__INSTRUCTIONS FOR THE TASK__
What follows is a block of records; restate each one word for word.

__RECORDS FOR THE TASK__
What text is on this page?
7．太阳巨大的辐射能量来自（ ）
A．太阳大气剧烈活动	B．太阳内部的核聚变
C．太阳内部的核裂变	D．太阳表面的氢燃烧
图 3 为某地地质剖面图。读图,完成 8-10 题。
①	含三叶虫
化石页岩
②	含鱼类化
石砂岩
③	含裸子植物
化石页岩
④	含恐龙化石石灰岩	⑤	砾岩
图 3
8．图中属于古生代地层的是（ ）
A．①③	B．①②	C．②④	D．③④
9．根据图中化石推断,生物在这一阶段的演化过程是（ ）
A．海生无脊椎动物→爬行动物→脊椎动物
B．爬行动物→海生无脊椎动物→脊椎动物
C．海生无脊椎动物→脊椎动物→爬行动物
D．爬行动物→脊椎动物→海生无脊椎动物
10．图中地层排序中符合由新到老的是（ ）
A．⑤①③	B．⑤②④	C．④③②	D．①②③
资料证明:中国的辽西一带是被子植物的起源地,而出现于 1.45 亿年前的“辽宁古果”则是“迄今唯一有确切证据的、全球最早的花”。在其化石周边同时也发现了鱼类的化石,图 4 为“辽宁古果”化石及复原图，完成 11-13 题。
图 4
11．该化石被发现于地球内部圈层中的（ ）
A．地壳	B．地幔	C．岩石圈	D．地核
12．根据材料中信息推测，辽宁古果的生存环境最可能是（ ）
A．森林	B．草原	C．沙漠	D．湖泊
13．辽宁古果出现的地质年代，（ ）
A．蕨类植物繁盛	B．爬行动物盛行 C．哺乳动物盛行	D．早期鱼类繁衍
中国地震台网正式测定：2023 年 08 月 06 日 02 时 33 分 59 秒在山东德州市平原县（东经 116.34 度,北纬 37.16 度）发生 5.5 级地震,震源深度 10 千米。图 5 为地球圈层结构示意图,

__THE REPLY__
What text is on this page?
7．太阳巨大的辐射能量来自（ ）
A．太阳大气剧烈活动	B．太阳内部的核聚变
C．太阳内部的核裂变	D．太阳表面的氢燃烧
图 3 为某地地质剖面图。读图,完成 8-10 题。
①	含三叶虫
化石页岩
②	含鱼类化
石砂岩
③	含裸子植物
化石页岩
④	含恐龙化石石灰岩	⑤	砾岩
图 3
8．图中属于古生代地层的是（ ）
A．①③	B．①②	C．②④	D．③④
9．根据图中化石推断,生物在这一阶段的演化过程是（ ）
A．海生无脊椎动物→爬行动物→脊椎动物
B．爬行动物→海生无脊椎动物→脊椎动物
C．海生无脊椎动物→脊椎动物→爬行动物
D．爬行动物→脊椎动物→海生无脊椎动物
10．图中地层排序中符合由新到老的是（ ）
A．⑤①③	B．⑤②④	C．④③②	D．①②③
资料证明:中国的辽西一带是被子植物的起源地,而出现于 1.45 亿年前的“辽宁古果”则是“迄今唯一有确切证据的、全球最早的花”。在其化石周边同时也发现了鱼类的化石,图 4 为“辽宁古果”化石及复原图，完成 11-13 题。
图 4
11．该化石被发现于地球内部圈层中的（ ）
A．地壳	B．地幔	C．岩石圈	D．地核
12．根据材料中信息推测，辽宁古果的生存环境最可能是（ ）
A．森林	B．草原	C．沙漠	D．湖泊
13．辽宁古果出现的地质年代，（ ）
A．蕨类植物繁盛	B．爬行动物盛行 C．哺乳动物盛行	D．早期鱼类繁衍
中国地震台网正式测定：2023 年 08 月 06 日 02 时 33 分 59 秒在山东德州市平原县（东经 116.34 度,北纬 37.16 度）发生 5.5 级地震,震源深度 10 千米。图 5 为地球圈层结构示意图,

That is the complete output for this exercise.